### Your objective
Read through the records below and copy each line that uses the word "kind".

[Start Information provided]

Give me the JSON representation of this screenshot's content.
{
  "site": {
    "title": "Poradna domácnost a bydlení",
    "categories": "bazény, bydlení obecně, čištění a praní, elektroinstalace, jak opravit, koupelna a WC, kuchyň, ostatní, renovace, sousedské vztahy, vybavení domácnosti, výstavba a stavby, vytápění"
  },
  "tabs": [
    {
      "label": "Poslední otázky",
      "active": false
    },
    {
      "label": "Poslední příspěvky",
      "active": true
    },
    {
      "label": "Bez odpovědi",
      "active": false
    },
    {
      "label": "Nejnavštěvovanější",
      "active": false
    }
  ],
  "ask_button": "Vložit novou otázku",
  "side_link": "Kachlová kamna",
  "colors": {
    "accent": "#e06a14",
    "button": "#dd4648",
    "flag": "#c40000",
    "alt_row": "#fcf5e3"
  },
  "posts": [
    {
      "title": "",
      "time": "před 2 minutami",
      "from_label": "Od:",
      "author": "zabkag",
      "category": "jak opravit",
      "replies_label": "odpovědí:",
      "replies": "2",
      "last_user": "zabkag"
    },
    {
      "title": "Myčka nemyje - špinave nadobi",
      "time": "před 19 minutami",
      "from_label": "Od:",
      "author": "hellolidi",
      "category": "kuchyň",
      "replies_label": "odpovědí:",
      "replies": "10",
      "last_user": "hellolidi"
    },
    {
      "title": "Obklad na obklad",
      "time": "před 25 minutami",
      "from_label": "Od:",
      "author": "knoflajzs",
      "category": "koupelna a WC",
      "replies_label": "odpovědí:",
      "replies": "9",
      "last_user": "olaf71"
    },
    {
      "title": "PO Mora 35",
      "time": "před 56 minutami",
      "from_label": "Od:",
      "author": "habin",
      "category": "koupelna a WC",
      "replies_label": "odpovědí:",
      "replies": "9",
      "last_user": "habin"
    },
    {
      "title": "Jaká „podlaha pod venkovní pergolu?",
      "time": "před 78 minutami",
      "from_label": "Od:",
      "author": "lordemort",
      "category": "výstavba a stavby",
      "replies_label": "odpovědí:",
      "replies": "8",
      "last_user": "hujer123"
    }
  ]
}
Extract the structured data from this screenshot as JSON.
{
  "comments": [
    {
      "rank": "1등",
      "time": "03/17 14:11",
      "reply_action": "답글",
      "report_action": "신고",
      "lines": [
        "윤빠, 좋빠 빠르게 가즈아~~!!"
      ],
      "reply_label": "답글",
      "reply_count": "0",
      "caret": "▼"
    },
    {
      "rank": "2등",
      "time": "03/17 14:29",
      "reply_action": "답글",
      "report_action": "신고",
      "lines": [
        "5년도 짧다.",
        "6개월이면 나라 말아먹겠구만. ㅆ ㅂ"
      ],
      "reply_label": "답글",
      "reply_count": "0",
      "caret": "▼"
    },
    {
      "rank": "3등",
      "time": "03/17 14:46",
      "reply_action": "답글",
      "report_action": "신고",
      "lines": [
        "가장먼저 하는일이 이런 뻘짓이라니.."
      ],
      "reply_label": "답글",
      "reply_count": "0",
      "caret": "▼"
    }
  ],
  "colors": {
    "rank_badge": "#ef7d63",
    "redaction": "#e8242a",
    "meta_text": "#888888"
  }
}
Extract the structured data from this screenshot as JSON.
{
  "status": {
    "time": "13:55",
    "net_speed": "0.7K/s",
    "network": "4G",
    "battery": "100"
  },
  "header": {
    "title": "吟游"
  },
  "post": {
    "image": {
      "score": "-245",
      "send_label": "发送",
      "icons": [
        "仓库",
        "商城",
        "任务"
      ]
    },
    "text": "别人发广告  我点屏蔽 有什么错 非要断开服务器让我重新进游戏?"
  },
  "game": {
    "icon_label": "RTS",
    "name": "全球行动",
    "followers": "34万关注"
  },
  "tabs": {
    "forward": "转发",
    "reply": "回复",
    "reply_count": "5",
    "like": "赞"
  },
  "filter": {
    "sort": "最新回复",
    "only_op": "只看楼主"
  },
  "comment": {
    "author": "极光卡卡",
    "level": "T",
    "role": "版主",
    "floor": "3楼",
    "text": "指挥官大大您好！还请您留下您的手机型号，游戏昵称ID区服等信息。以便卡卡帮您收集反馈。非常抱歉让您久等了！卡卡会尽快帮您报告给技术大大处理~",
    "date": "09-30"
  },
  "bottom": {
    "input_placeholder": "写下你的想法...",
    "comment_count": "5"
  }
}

[End Information provided]
[Start Information provided]

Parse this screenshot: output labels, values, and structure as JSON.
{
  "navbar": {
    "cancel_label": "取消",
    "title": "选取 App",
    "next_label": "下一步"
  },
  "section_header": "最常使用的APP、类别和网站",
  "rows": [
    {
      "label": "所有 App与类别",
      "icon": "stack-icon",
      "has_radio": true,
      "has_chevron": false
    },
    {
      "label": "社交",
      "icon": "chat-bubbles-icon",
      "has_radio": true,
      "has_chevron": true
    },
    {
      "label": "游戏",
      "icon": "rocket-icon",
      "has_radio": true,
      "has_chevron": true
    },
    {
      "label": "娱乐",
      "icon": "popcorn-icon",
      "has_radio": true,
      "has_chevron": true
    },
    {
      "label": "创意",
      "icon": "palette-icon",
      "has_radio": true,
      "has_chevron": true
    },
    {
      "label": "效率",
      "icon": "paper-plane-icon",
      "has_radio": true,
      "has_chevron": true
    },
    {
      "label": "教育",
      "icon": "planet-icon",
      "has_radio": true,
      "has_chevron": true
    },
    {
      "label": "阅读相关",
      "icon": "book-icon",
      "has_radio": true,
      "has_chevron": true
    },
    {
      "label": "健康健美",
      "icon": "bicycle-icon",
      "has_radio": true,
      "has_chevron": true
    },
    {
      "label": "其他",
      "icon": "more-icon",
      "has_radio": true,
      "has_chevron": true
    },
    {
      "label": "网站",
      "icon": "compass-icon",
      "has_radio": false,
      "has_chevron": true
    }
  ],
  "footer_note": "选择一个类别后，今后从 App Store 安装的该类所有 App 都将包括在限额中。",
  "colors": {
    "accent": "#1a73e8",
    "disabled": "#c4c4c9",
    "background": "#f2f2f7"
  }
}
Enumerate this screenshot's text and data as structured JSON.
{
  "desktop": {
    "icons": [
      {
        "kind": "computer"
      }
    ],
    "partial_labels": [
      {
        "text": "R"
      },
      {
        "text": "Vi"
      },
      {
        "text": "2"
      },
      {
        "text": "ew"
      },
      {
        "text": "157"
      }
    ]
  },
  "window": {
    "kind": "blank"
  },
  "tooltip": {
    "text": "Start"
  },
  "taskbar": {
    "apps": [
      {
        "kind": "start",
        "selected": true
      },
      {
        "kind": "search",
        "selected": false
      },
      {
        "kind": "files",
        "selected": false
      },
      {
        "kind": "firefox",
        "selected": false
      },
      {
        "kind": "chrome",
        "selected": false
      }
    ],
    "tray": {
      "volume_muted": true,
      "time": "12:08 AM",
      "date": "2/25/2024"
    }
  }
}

[End Information provided]

### The result
        "kind": "computer"
    "kind": "blank"
        "kind": "start",
        "kind": "search",
        "kind": "files",
        "kind": "firefox",
        "kind": "chrome",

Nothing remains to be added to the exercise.